Of the lines in the entries, how many hold the word "JSON"? Give that number alone.

══ The input

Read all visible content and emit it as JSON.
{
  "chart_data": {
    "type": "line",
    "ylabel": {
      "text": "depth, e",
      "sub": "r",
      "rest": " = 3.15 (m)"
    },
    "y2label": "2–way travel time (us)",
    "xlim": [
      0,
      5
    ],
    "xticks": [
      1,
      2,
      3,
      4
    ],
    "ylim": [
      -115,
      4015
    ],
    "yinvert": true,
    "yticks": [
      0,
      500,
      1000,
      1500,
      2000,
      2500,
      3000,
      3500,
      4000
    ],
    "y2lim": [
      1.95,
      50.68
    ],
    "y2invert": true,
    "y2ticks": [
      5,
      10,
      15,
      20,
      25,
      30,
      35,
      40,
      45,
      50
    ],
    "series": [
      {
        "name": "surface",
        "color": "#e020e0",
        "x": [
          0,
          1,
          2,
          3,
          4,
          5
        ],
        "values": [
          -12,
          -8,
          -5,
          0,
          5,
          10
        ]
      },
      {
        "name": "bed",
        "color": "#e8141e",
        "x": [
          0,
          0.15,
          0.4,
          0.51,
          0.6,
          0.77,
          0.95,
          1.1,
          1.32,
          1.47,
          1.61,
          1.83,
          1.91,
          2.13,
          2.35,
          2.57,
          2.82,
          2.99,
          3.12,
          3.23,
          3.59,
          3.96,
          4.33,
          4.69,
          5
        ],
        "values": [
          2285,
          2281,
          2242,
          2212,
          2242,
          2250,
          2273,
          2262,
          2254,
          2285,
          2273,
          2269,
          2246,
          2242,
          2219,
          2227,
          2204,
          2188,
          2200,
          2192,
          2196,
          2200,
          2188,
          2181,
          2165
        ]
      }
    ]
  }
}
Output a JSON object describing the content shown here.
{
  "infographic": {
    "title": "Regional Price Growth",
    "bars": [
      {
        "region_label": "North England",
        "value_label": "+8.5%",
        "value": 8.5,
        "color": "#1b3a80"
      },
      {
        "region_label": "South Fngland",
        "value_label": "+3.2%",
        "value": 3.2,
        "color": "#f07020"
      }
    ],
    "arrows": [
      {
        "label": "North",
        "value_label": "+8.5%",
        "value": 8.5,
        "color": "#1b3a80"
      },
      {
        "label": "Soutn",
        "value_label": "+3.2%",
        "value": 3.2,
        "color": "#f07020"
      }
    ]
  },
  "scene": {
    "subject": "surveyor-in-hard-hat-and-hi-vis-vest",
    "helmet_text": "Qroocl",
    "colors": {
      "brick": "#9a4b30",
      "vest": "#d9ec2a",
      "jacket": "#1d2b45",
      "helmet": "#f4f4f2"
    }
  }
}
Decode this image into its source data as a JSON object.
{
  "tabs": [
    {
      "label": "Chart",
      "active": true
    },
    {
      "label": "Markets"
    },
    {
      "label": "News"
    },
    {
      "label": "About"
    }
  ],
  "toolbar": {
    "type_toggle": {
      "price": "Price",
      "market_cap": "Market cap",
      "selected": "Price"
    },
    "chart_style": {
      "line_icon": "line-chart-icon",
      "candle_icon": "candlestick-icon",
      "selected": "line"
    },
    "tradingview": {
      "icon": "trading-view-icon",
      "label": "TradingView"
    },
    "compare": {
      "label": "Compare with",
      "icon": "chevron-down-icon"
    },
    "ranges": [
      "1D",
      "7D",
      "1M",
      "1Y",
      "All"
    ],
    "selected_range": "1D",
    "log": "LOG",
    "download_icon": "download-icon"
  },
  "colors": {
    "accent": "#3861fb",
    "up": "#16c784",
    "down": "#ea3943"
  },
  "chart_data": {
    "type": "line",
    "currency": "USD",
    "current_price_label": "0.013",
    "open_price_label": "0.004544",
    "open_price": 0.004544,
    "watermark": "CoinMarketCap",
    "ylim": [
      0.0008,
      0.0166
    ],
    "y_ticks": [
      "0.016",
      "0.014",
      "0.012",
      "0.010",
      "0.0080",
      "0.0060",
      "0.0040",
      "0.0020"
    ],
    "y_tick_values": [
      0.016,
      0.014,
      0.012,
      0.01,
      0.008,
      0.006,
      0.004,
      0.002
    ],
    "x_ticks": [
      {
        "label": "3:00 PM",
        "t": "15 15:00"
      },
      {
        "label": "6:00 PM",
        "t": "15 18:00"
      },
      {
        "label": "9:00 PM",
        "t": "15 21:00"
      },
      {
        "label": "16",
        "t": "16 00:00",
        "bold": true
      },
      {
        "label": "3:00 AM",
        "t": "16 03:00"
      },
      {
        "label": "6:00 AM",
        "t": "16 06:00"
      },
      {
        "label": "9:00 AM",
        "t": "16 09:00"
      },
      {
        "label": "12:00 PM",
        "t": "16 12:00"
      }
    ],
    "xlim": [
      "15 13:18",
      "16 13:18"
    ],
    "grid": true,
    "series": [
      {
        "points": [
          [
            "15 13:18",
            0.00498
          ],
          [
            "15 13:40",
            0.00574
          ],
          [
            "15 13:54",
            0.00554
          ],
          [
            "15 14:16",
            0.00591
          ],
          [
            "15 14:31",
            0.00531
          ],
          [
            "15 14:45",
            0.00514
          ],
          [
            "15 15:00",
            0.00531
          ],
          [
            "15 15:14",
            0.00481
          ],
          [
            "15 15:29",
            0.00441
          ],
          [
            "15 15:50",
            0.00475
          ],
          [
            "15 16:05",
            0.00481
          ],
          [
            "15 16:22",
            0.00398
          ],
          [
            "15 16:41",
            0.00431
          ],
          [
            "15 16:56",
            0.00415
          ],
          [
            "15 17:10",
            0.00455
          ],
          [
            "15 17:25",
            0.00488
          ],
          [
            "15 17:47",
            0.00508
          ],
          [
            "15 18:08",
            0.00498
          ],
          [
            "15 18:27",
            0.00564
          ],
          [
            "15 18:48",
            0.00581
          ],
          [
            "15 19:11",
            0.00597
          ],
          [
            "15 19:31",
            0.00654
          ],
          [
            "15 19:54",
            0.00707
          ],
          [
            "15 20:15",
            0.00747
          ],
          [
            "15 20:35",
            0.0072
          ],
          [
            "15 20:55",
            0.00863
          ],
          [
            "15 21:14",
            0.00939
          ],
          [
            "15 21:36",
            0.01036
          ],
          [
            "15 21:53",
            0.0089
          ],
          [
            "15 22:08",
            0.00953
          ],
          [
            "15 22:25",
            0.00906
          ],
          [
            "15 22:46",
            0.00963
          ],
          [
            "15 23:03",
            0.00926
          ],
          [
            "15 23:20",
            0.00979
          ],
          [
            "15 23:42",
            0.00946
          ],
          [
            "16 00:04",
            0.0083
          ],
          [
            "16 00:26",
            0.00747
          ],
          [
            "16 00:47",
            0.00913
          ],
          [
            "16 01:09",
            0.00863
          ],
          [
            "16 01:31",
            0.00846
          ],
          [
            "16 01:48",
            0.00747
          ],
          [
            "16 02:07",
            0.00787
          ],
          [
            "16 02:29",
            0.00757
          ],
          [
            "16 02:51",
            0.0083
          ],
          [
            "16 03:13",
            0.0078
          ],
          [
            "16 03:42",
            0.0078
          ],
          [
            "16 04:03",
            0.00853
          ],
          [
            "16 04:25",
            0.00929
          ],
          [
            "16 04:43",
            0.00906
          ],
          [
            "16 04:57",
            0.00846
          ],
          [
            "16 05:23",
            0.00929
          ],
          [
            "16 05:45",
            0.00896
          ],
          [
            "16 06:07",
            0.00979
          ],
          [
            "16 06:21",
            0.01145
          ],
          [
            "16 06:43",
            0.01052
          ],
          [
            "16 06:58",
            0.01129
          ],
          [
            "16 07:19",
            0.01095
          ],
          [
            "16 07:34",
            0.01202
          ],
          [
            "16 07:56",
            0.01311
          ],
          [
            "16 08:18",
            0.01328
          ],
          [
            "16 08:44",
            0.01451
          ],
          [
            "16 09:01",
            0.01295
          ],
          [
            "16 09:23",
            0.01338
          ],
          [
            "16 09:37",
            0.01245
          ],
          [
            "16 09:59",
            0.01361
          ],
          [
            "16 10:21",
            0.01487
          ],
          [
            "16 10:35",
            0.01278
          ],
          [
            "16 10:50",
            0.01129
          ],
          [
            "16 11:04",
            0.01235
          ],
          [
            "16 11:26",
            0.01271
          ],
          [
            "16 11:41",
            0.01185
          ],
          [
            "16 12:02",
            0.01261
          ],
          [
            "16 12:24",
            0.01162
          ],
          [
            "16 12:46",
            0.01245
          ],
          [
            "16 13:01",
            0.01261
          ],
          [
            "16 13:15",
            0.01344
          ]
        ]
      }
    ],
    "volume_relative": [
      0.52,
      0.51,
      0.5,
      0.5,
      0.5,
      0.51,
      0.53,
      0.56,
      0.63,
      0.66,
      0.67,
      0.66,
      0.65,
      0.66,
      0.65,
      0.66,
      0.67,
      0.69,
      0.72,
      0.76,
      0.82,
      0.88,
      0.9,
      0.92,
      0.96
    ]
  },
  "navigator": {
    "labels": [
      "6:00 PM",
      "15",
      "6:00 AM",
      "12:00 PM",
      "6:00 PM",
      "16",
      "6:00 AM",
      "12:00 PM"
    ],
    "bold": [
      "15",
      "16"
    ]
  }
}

════

_Final result_: 3